:: Task description ::
Return the full listing exactly as it is written.

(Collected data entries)
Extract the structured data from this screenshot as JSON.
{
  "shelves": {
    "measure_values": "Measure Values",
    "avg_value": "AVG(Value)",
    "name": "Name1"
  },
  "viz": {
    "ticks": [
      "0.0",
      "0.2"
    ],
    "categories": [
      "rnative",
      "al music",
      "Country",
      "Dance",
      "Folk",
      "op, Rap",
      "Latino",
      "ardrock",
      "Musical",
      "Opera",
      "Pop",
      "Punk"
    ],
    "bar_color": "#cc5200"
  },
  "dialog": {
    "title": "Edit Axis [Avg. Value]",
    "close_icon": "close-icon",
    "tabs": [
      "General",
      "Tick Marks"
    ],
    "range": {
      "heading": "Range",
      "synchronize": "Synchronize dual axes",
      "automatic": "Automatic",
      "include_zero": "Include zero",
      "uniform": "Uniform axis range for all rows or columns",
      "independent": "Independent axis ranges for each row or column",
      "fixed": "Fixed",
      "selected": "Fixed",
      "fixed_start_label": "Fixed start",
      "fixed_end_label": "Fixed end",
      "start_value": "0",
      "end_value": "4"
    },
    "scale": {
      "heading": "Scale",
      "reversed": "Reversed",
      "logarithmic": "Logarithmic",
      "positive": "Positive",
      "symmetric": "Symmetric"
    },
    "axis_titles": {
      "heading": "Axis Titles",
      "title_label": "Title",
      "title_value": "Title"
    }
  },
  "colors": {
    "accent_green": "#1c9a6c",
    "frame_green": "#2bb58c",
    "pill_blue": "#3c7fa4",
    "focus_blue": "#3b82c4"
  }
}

:: Response for this exercise ::
Extract the structured data from this screenshot as JSON.
{
  "shelves": {
    "measure_values": "Measure Values",
    "avg_value": "AVG(Value)",
    "name": "Name1"
  },
  "viz": {
    "ticks": [
      "0.0",
      "0.2"
    ],
    "categories": [
      "rnative",
      "al music",
      "Country",
      "Dance",
      "Folk",
      "op, Rap",
      "Latino",
      "ardrock",
      "Musical",
      "Opera",
      "Pop",
      "Punk"
    ],
    "bar_color": "#cc5200"
  },
  "dialog": {
    "title": "Edit Axis [Avg. Value]",
    "close_icon": "close-icon",
    "tabs": [
      "General",
      "Tick Marks"
    ],
    "range": {
      "heading": "Range",
      "synchronize": "Synchronize dual axes",
      "automatic": "Automatic",
      "include_zero": "Include zero",
      "uniform": "Uniform axis range for all rows or columns",
      "independent": "Independent axis ranges for each row or column",
      "fixed": "Fixed",
      "selected": "Fixed",
      "fixed_start_label": "Fixed start",
      "fixed_end_label": "Fixed end",
      "start_value": "0",
      "end_value": "4"
    },
    "scale": {
      "heading": "Scale",
      "reversed": "Reversed",
      "logarithmic": "Logarithmic",
      "positive": "Positive",
      "symmetric": "Symmetric"
    },
    "axis_titles": {
      "heading": "Axis Titles",
      "title_label": "Title",
      "title_value": "Title"
    }
  },
  "colors": {
    "accent_green": "#1c9a6c",
    "frame_green": "#2bb58c",
    "pill_blue": "#3c7fa4",
    "focus_blue": "#3b82c4"
  }
}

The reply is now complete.